• **What is being asked**: Spot every line with the word "nDichloro" and return it.

(Records contained in a dataset)
···

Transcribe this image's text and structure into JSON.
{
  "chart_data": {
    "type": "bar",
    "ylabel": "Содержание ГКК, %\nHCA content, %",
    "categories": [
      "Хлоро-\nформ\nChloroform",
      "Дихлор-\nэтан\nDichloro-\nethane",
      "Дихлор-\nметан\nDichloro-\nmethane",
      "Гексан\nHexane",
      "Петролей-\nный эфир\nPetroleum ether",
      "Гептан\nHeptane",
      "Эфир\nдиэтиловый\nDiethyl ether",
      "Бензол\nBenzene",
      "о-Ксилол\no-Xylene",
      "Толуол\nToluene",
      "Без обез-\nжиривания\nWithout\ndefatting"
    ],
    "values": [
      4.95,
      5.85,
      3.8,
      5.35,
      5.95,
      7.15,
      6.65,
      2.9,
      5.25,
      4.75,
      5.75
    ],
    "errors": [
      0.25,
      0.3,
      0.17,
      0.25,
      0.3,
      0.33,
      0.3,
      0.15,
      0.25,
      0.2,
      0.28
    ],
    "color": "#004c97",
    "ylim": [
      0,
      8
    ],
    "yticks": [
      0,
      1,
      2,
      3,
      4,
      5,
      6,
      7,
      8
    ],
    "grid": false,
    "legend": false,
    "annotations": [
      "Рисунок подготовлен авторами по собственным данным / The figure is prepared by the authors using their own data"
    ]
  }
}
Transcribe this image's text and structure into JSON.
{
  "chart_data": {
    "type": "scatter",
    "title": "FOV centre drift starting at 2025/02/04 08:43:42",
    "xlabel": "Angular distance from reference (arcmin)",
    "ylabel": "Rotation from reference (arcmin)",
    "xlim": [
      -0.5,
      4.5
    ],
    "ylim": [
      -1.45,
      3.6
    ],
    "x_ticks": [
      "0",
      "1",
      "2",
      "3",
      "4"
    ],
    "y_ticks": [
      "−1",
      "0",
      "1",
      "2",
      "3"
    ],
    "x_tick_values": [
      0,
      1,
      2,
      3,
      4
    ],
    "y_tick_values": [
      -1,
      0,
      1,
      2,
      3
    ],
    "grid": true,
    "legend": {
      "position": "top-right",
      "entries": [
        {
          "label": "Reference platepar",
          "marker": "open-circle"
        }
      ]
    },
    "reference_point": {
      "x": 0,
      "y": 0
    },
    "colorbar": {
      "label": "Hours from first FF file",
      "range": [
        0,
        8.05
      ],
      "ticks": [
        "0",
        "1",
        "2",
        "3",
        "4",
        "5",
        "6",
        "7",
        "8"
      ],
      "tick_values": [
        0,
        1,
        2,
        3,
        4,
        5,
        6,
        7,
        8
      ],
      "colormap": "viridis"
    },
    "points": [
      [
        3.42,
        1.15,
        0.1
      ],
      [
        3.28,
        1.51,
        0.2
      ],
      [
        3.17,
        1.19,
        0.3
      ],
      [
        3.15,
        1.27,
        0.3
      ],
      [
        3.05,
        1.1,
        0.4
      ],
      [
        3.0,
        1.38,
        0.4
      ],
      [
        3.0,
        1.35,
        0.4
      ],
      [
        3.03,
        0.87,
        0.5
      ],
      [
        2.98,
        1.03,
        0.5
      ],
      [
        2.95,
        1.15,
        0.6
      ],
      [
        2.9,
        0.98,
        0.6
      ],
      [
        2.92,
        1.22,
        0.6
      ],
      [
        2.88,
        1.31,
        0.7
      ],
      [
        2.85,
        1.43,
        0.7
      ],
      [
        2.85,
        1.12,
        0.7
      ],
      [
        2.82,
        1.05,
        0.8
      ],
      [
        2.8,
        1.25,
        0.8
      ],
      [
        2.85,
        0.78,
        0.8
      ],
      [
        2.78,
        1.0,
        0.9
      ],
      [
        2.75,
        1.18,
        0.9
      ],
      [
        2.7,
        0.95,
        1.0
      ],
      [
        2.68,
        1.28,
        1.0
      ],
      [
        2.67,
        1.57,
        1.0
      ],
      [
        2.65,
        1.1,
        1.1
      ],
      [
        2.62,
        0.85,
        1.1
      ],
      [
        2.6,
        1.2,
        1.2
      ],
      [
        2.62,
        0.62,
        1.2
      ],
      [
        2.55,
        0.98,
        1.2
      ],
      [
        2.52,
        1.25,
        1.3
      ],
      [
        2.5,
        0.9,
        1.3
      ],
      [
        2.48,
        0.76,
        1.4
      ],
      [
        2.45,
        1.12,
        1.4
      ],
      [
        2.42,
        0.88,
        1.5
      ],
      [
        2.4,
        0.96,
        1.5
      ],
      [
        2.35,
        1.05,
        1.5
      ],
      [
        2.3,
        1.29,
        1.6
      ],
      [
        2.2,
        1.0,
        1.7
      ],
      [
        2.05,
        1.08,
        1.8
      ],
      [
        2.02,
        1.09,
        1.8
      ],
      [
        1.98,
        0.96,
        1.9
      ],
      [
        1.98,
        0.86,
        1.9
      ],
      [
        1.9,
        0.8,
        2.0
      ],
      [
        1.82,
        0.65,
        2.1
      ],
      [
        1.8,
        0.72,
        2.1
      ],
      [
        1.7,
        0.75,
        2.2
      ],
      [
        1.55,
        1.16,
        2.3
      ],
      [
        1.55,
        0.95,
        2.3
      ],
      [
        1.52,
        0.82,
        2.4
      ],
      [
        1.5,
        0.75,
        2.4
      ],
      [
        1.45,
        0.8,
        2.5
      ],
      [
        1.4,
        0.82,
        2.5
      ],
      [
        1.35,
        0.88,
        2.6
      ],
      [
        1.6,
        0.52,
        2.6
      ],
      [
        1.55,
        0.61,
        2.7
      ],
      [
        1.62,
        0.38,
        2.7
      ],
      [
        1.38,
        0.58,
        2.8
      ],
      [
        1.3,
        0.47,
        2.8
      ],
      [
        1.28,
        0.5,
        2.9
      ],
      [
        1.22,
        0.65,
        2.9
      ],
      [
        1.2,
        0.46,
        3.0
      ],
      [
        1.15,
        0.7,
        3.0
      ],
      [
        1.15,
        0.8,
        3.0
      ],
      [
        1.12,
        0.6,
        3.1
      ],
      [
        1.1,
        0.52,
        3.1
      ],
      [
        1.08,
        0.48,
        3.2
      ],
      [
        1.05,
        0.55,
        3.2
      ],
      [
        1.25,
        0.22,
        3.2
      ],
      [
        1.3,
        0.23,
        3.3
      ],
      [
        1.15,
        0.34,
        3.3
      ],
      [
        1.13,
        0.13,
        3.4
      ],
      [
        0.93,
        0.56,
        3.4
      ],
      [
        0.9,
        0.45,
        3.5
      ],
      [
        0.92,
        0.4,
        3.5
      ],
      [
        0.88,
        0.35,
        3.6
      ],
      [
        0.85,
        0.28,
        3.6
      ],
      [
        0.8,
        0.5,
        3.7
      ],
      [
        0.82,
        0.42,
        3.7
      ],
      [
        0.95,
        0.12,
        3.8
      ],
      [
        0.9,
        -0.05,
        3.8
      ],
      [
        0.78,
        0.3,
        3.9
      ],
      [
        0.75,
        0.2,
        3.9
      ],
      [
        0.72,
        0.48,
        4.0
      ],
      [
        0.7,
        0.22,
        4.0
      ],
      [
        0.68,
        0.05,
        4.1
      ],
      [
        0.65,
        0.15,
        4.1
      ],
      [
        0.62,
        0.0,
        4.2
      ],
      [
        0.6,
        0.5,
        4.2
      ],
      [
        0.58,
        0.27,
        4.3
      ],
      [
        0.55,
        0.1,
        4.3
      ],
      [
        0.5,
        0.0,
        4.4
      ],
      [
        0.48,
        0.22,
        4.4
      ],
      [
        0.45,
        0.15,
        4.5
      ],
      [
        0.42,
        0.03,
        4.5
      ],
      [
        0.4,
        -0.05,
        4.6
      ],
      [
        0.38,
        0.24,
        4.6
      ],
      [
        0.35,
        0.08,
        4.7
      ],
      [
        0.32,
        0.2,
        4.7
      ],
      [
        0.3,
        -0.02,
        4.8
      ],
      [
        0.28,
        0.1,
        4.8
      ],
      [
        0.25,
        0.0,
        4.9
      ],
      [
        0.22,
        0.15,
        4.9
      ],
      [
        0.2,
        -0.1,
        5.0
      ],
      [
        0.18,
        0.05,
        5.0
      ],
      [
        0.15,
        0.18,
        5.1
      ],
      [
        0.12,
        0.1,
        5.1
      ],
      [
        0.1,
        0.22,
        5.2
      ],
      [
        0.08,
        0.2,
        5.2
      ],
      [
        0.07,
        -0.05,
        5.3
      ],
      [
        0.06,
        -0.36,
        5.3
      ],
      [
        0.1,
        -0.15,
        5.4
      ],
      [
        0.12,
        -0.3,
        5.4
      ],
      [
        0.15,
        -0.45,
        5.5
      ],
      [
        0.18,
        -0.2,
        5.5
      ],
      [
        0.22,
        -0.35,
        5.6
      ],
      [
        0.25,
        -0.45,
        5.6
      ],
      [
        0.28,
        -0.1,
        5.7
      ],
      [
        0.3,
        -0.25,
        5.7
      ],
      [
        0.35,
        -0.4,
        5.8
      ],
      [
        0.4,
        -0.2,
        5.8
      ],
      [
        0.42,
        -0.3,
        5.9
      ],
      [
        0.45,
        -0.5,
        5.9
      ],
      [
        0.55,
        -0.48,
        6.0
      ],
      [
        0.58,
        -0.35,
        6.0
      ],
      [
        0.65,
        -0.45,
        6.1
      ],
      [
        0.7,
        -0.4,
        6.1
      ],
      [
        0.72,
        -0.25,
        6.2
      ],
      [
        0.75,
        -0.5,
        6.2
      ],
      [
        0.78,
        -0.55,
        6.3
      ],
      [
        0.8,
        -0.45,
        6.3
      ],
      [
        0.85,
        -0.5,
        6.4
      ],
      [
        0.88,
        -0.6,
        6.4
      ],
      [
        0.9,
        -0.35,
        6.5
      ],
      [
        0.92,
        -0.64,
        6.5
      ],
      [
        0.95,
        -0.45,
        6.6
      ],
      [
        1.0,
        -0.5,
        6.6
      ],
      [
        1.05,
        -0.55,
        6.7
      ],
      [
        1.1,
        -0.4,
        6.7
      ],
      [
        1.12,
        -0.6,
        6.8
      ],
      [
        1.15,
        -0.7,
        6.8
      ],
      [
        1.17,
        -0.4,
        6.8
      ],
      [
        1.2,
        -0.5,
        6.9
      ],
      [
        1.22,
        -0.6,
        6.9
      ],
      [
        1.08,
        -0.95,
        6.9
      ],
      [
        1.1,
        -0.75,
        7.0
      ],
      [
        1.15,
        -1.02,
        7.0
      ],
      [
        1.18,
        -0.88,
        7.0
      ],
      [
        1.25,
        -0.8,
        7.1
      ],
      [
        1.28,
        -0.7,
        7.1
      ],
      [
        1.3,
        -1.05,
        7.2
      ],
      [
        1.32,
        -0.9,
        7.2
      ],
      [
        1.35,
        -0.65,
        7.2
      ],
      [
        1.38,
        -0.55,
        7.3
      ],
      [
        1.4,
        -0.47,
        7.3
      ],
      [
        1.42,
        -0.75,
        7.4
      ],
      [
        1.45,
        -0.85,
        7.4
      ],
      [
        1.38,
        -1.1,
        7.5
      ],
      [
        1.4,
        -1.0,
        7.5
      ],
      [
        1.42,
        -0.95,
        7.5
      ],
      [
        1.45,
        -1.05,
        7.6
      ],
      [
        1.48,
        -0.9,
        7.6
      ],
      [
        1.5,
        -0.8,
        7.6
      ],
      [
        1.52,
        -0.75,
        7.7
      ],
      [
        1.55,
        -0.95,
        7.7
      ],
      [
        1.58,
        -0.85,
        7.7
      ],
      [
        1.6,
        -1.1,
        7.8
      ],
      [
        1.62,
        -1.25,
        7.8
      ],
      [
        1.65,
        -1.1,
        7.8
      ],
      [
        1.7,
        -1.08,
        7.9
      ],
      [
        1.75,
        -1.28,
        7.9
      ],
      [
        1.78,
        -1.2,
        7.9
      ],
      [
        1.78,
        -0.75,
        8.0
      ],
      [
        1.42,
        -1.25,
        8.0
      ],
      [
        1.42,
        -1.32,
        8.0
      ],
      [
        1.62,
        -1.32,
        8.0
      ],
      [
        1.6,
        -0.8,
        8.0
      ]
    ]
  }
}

···

• **The reply**:
      "Дихлор-\nэтан\nDichloro-\nethane",
      "Дихлор-\nметан\nDichloro-\nmethane",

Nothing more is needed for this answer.